> What is needed: Copy every line that mentions the word "parece".

> Entries supplied:
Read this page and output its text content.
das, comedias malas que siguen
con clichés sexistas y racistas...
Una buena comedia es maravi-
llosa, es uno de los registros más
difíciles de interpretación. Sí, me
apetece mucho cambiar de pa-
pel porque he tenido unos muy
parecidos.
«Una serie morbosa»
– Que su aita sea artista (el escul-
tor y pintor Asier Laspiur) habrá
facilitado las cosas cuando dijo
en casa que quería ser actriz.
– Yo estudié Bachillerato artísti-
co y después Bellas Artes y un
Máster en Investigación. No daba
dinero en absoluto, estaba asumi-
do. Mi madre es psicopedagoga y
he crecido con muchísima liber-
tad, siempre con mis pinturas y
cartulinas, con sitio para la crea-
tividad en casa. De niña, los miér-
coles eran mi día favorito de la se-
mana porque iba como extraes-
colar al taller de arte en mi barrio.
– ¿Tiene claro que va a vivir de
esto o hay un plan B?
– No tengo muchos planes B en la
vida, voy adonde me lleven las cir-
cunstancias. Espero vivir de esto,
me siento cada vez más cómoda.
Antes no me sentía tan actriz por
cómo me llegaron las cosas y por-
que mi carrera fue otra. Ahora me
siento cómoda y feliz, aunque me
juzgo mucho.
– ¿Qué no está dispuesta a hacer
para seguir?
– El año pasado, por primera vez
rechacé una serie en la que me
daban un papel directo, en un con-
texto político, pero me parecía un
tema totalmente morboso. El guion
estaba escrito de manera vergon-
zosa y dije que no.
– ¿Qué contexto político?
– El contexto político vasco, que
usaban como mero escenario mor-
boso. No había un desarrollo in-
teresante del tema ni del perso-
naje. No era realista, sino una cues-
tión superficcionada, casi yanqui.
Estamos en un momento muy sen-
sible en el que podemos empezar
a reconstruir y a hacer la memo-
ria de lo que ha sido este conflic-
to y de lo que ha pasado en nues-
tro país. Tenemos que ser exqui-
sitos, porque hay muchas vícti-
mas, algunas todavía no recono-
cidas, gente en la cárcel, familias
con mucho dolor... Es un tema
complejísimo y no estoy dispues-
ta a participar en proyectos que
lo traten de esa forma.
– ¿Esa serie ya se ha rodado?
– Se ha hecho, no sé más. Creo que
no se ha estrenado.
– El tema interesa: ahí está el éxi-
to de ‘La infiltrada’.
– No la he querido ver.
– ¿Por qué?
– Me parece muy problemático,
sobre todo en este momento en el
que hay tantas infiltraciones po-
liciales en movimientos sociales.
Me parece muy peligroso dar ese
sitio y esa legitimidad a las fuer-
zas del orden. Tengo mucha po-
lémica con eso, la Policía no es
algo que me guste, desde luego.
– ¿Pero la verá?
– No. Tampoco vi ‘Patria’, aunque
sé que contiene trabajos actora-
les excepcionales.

> Result for this task:
– Me parece muy problemático,
Me parece muy peligroso dar ese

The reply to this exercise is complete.